WHAT YOU HAVE TO DO: Wherever the string "Statistical" appears, copy the whole line.

DATA SHOWN:
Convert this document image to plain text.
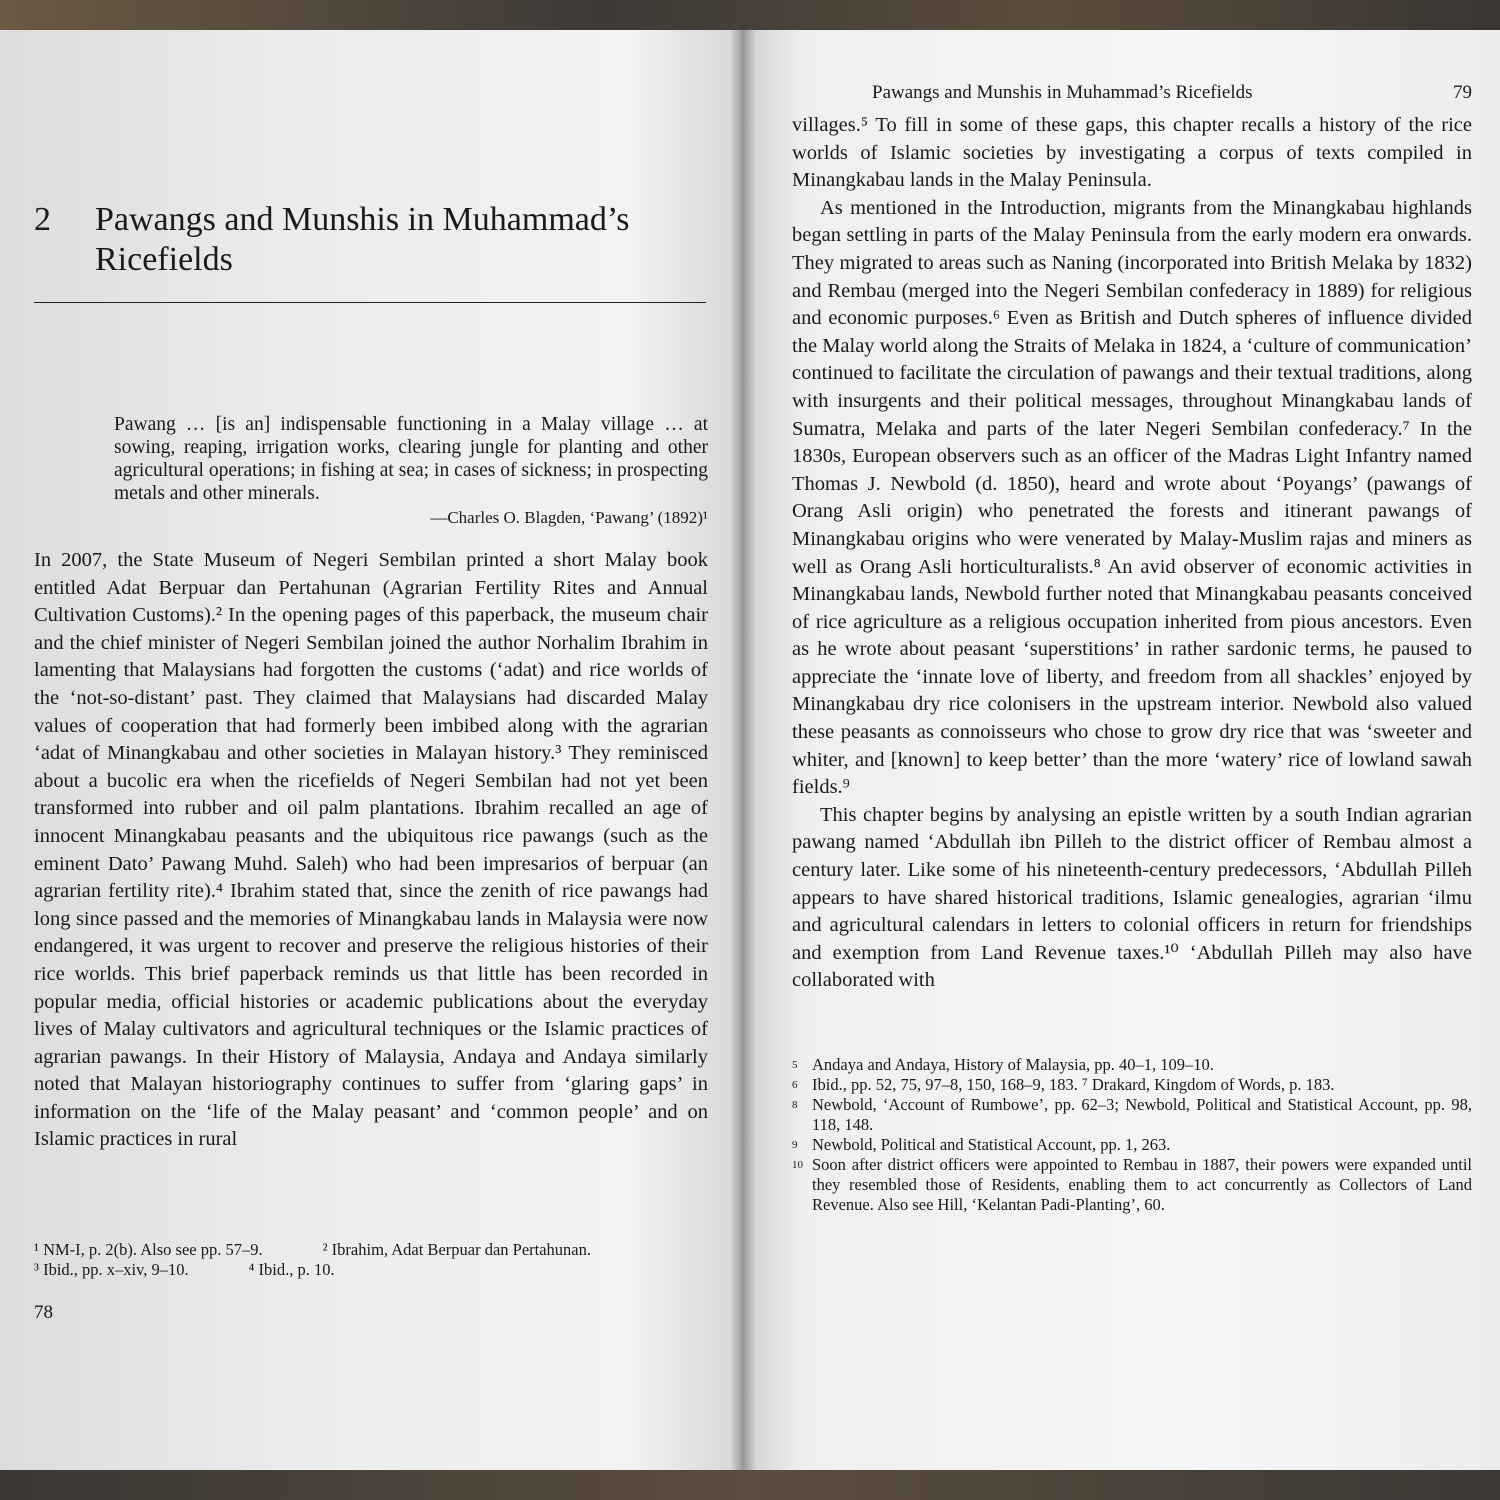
2 Pawangs and Munshis in Muhammad’s Ricefields
Pawang … [is an] indispensable functioning in a Malay village … at sowing, reaping, irrigation works, clearing jungle for planting and other agricultural operations; in fishing at sea; in cases of sickness; in prospecting metals and other minerals.
—Charles O. Blagden, ‘Pawang’ (1892)¹

In 2007, the State Museum of Negeri Sembilan printed a short Malay book entitled Adat Berpuar dan Pertahunan (Agrarian Fertility Rites and Annual Cultivation Customs).² In the opening pages of this paperback, the museum chair and the chief minister of Negeri Sembilan joined the author Norhalim Ibrahim in lamenting that Malaysians had forgotten the customs (‘adat) and rice worlds of the ‘not-so-distant’ past. They claimed that Malaysians had discarded Malay values of cooperation that had formerly been imbibed along with the agrarian ‘adat of Minangkabau and other societies in Malayan history.³ They reminisced about a bucolic era when the ricefields of Negeri Sembilan had not yet been transformed into rubber and oil palm plantations. Ibrahim recalled an age of innocent Minangkabau peasants and the ubiquitous rice pawangs (such as the eminent Dato’ Pawang Muhd. Saleh) who had been impresarios of berpuar (an agrarian fertility rite).⁴ Ibrahim stated that, since the zenith of rice pawangs had long since passed and the memories of Minangkabau lands in Malaysia were now endangered, it was urgent to recover and preserve the religious histories of their rice worlds. This brief paperback reminds us that little has been recorded in popular media, official histories or academic publications about the everyday lives of Malay cultivators and agricultural techniques or the Islamic practices of agrarian pawangs. In their History of Malaysia, Andaya and Andaya similarly noted that Malayan historiography continues to suffer from ‘glaring gaps’ in information on the ‘life of the Malay peasant’ and ‘common people’ and on Islamic practices in rural

¹ NM-I, p. 2(b). Also see pp. 57–9.	² Ibrahim, Adat Berpuar dan Pertahunan.
³ Ibid., pp. x–xiv, 9–10.	⁴ Ibid., p. 10.
78
Pawangs and Munshis in Muhammad’s Ricefields	79

villages.⁵ To fill in some of these gaps, this chapter recalls a history of the rice worlds of Islamic societies by investigating a corpus of texts compiled in Minangkabau lands in the Malay Peninsula.

As mentioned in the Introduction, migrants from the Minangkabau highlands began settling in parts of the Malay Peninsula from the early modern era onwards. They migrated to areas such as Naning (incorporated into British Melaka by 1832) and Rembau (merged into the Negeri Sembilan confederacy in 1889) for religious and economic purposes.⁶ Even as British and Dutch spheres of influence divided the Malay world along the Straits of Melaka in 1824, a ‘culture of communication’ continued to facilitate the circulation of pawangs and their textual traditions, along with insurgents and their political messages, throughout Minangkabau lands of Sumatra, Melaka and parts of the later Negeri Sembilan confederacy.⁷ In the 1830s, European observers such as an officer of the Madras Light Infantry named Thomas J. Newbold (d. 1850), heard and wrote about ‘Poyangs’ (pawangs of Orang Asli origin) who penetrated the forests and itinerant pawangs of Minangkabau origins who were venerated by Malay-Muslim rajas and miners as well as Orang Asli horticulturalists.⁸ An avid observer of economic activities in Minangkabau lands, Newbold further noted that Minangkabau peasants conceived of rice agriculture as a religious occupation inherited from pious ancestors. Even as he wrote about peasant ‘superstitions’ in rather sardonic terms, he paused to appreciate the ‘innate love of liberty, and freedom from all shackles’ enjoyed by Minangkabau dry rice colonisers in the upstream interior. Newbold also valued these peasants as connoisseurs who chose to grow dry rice that was ‘sweeter and whiter, and [known] to keep better’ than the more ‘watery’ rice of lowland sawah fields.⁹

This chapter begins by analysing an epistle written by a south Indian agrarian pawang named ‘Abdullah ibn Pilleh to the district officer of Rembau almost a century later. Like some of his nineteenth-century predecessors, ‘Abdullah Pilleh appears to have shared historical traditions, Islamic genealogies, agrarian ‘ilmu and agricultural calendars in letters to colonial officers in return for friendships and exemption from Land Revenue taxes.¹⁰ ‘Abdullah Pilleh may also have collaborated with

5 Andaya and Andaya, History of Malaysia, pp. 40–1, 109–10.
6 Ibid., pp. 52, 75, 97–8, 150, 168–9, 183. ⁷ Drakard, Kingdom of Words, p. 183.
8 Newbold, ‘Account of Rumbowe’, pp. 62–3; Newbold, Political and Statistical Account, pp. 98, 118, 148.
9 Newbold, Political and Statistical Account, pp. 1, 263.
10 Soon after district officers were appointed to Rembau in 1887, their powers were expanded until they resembled those of Residents, enabling them to act concurrently as Collectors of Land Revenue. Also see Hill, ‘Kelantan Padi-Planting’, 60.
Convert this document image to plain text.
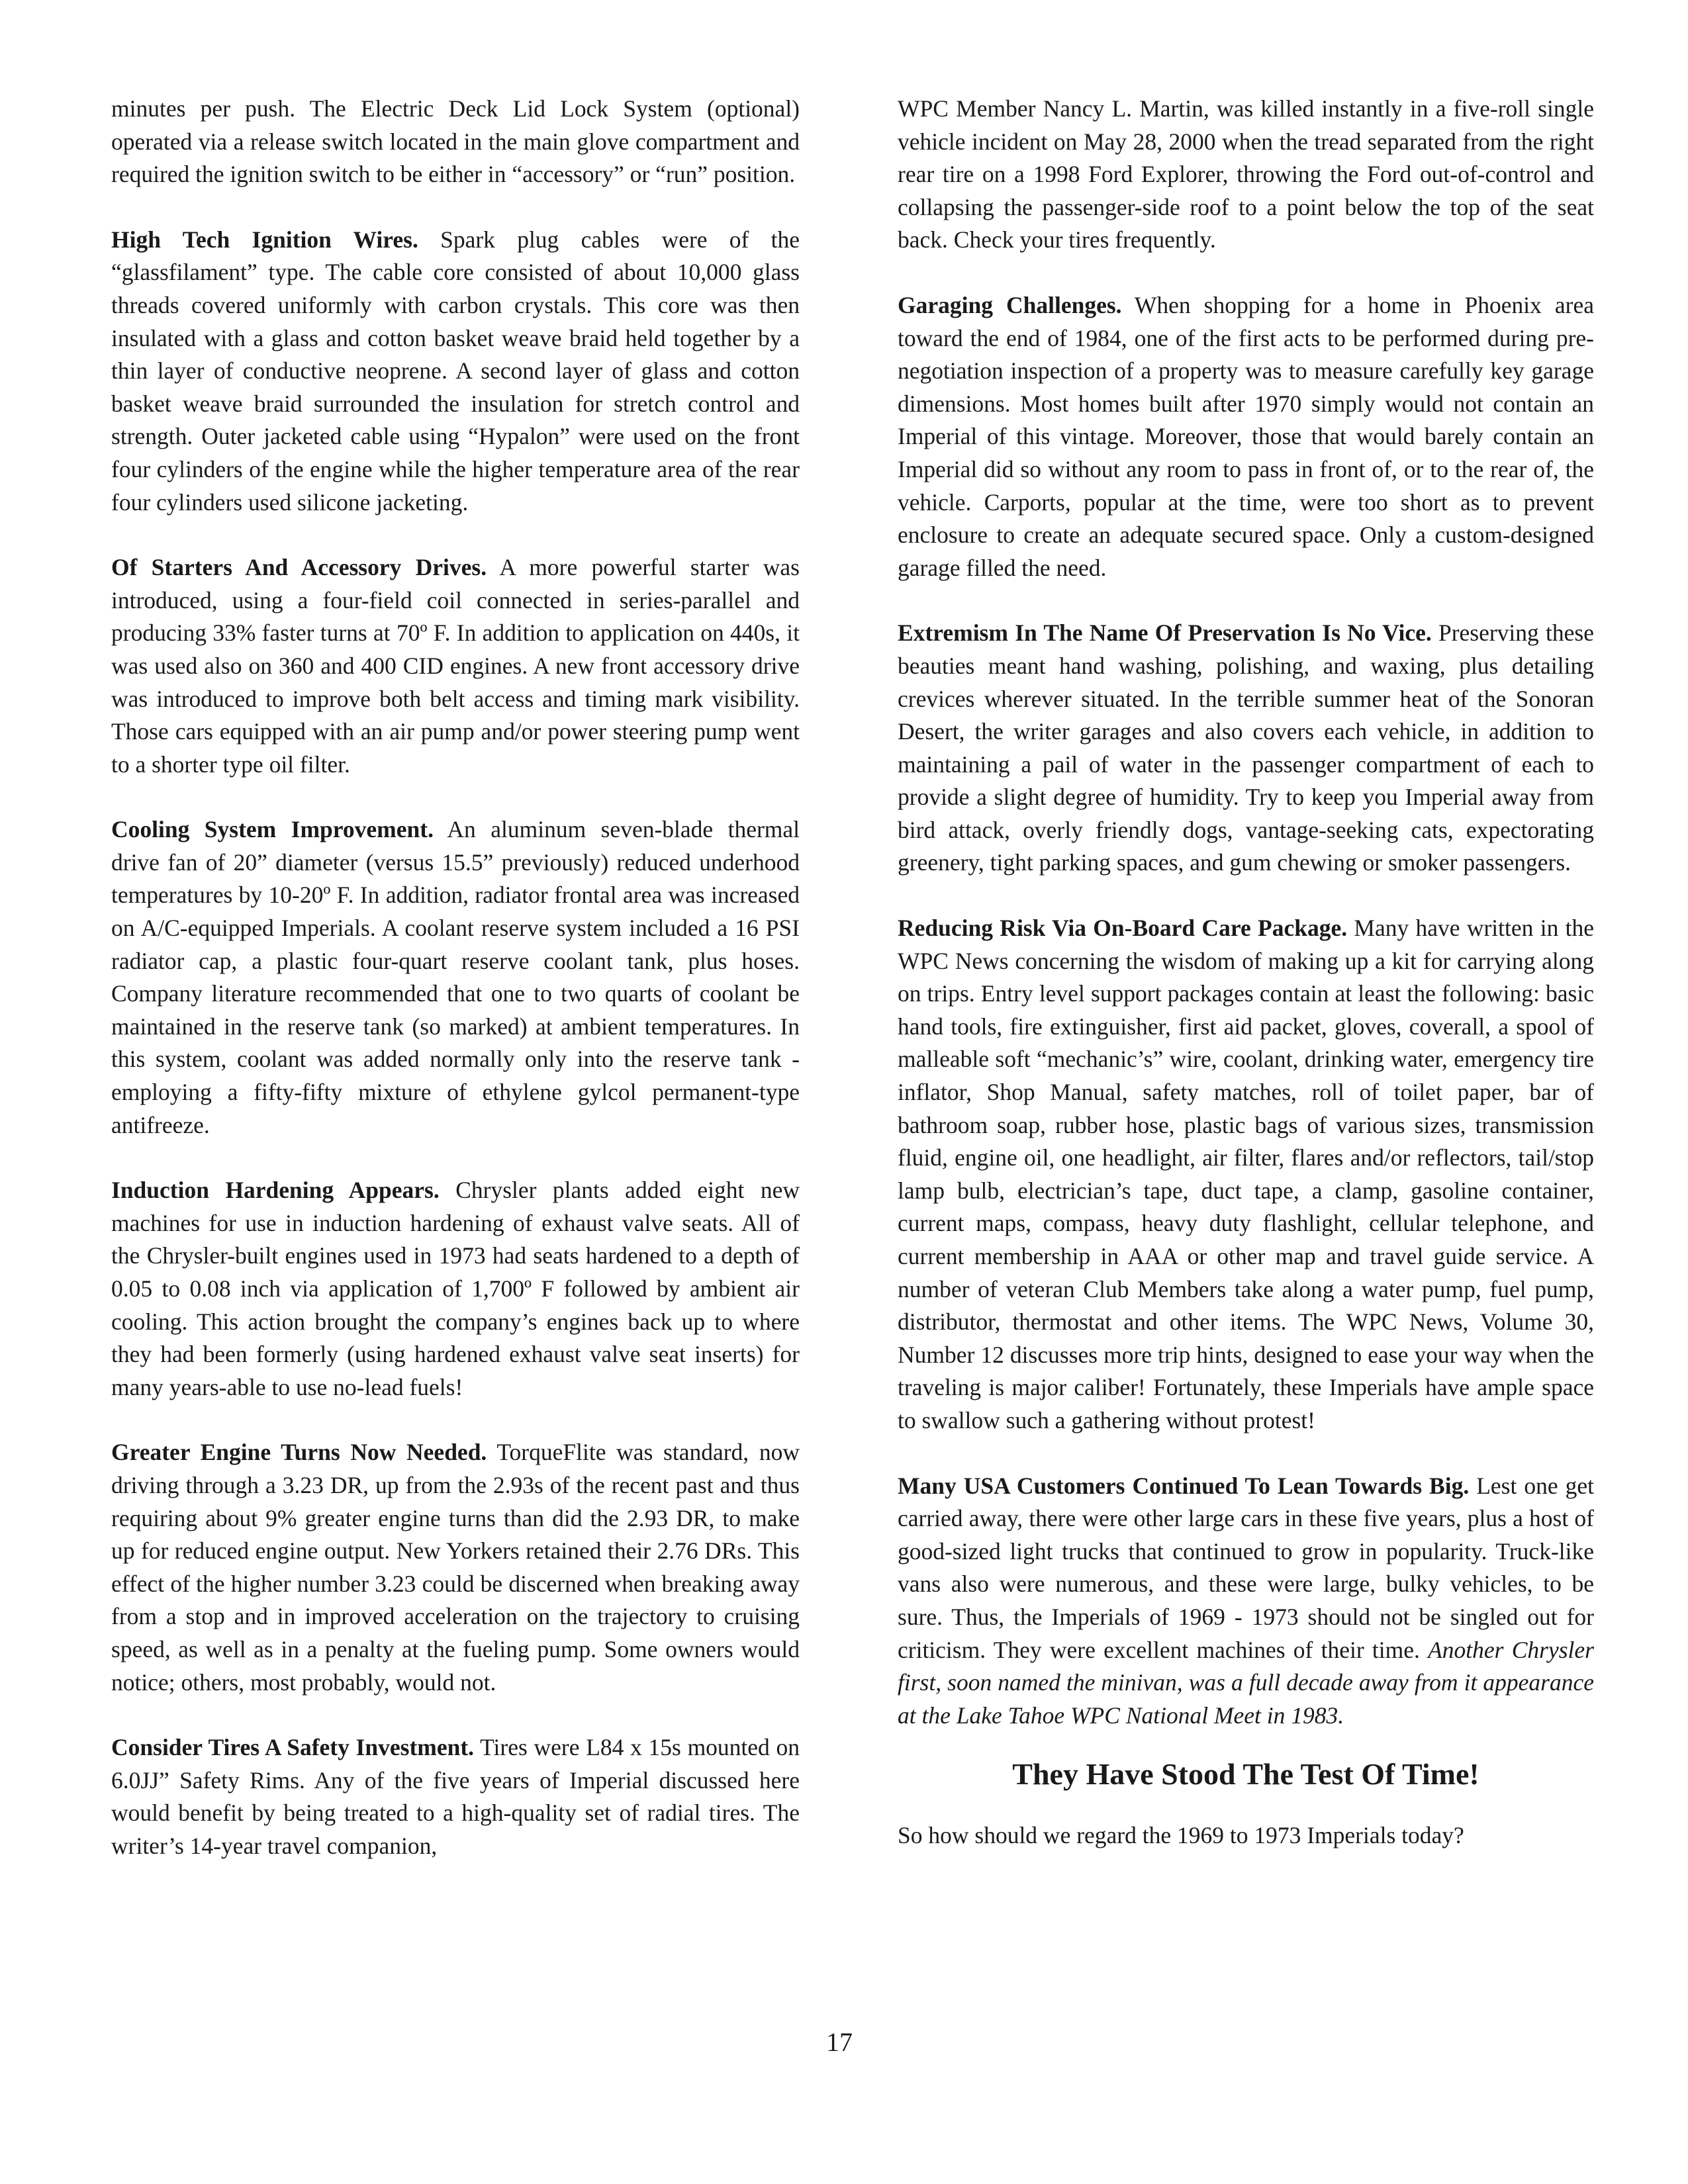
minutes per push. The Electric Deck Lid Lock System (optional) operated via a release switch located in the main glove compartment and required the ignition switch to be either in “accessory” or “run” position.

High Tech Ignition Wires. Spark plug cables were of the “glassfilament” type. The cable core consisted of about 10,000 glass threads covered uniformly with carbon crystals. This core was then insulated with a glass and cotton basket weave braid held together by a thin layer of conductive neoprene. A second layer of glass and cotton basket weave braid surrounded the insulation for stretch control and strength. Outer jacketed cable using “Hypalon” were used on the front four cylinders of the engine while the higher temperature area of the rear four cylinders used silicone jacketing.

Of Starters And Accessory Drives. A more powerful starter was introduced, using a four-field coil connected in series-parallel and producing 33% faster turns at 70º F. In addition to application on 440s, it was used also on 360 and 400 CID engines. A new front accessory drive was introduced to improve both belt access and timing mark visibility. Those cars equipped with an air pump and/or power steering pump went to a shorter type oil filter.

Cooling System Improvement. An aluminum seven-blade thermal drive fan of 20” diameter (versus 15.5” previously) reduced underhood temperatures by 10-20º F. In addition, radiator frontal area was increased on A/C-equipped Imperials. A coolant reserve system included a 16 PSI radiator cap, a plastic four-quart reserve coolant tank, plus hoses. Company literature recommended that one to two quarts of coolant be maintained in the reserve tank (so marked) at ambient temperatures. In this system, coolant was added normally only into the reserve tank - employing a fifty-fifty mixture of ethylene gylcol permanent-type antifreeze.

Induction Hardening Appears. Chrysler plants added eight new machines for use in induction hardening of exhaust valve seats. All of the Chrysler-built engines used in 1973 had seats hardened to a depth of 0.05 to 0.08 inch via application of 1,700º F followed by ambient air cooling. This action brought the company’s engines back up to where they had been formerly (using hardened exhaust valve seat inserts) for many years-able to use no-lead fuels!

Greater Engine Turns Now Needed. TorqueFlite was standard, now driving through a 3.23 DR, up from the 2.93s of the recent past and thus requiring about 9% greater engine turns than did the 2.93 DR, to make up for reduced engine output. New Yorkers retained their 2.76 DRs. This effect of the higher number 3.23 could be discerned when breaking away from a stop and in improved acceleration on the trajectory to cruising speed, as well as in a penalty at the fueling pump. Some owners would notice; others, most probably, would not.

Consider Tires A Safety Investment. Tires were L84 x 15s mounted on 6.0JJ” Safety Rims. Any of the five years of Imperial discussed here would benefit by being treated to a high-quality set of radial tires. The writer’s 14-year travel companion,

WPC Member Nancy L. Martin, was killed instantly in a five-roll single vehicle incident on May 28, 2000 when the tread separated from the right rear tire on a 1998 Ford Explorer, throwing the Ford out-of-control and collapsing the passenger-side roof to a point below the top of the seat back. Check your tires frequently.

Garaging Challenges. When shopping for a home in Phoenix area toward the end of 1984, one of the first acts to be performed during pre-negotiation inspection of a property was to measure carefully key garage dimensions. Most homes built after 1970 simply would not contain an Imperial of this vintage. Moreover, those that would barely contain an Imperial did so without any room to pass in front of, or to the rear of, the vehicle. Carports, popular at the time, were too short as to prevent enclosure to create an adequate secured space. Only a custom-designed garage filled the need.

Extremism In The Name Of Preservation Is No Vice. Preserving these beauties meant hand washing, polishing, and waxing, plus detailing crevices wherever situated. In the terrible summer heat of the Sonoran Desert, the writer garages and also covers each vehicle, in addition to maintaining a pail of water in the passenger compartment of each to provide a slight degree of humidity. Try to keep you Imperial away from bird attack, overly friendly dogs, vantage-seeking cats, expectorating greenery, tight parking spaces, and gum chewing or smoker passengers.

Reducing Risk Via On-Board Care Package. Many have written in the WPC News concerning the wisdom of making up a kit for carrying along on trips. Entry level support packages contain at least the following: basic hand tools, fire extinguisher, first aid packet, gloves, coverall, a spool of malleable soft “mechanic’s” wire, coolant, drinking water, emergency tire inflator, Shop Manual, safety matches, roll of toilet paper, bar of bathroom soap, rubber hose, plastic bags of various sizes, transmission fluid, engine oil, one headlight, air filter, flares and/or reflectors, tail/stop lamp bulb, electrician’s tape, duct tape, a clamp, gasoline container, current maps, compass, heavy duty flashlight, cellular telephone, and current membership in AAA or other map and travel guide service. A number of veteran Club Members take along a water pump, fuel pump, distributor, thermostat and other items. The WPC News, Volume 30, Number 12 discusses more trip hints, designed to ease your way when the traveling is major caliber! Fortunately, these Imperials have ample space to swallow such a gathering without protest!

Many USA Customers Continued To Lean Towards Big. Lest one get carried away, there were other large cars in these five years, plus a host of good-sized light trucks that continued to grow in popularity. Truck-like vans also were numerous, and these were large, bulky vehicles, to be sure. Thus, the Imperials of 1969 - 1973 should not be singled out for criticism. They were excellent machines of their time. Another Chrysler first, soon named the minivan, was a full decade away from it appearance at the Lake Tahoe WPC National Meet in 1983.

They Have Stood The Test Of Time!

So how should we regard the 1969 to 1973 Imperials today?

17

FULL SOLUTION:
8 Newbold, ‘Account of Rumbowe’, pp. 62–3; Newbold, Political and Statistical Account, pp. 98, 118, 148.
9 Newbold, Political and Statistical Account, pp. 1, 263.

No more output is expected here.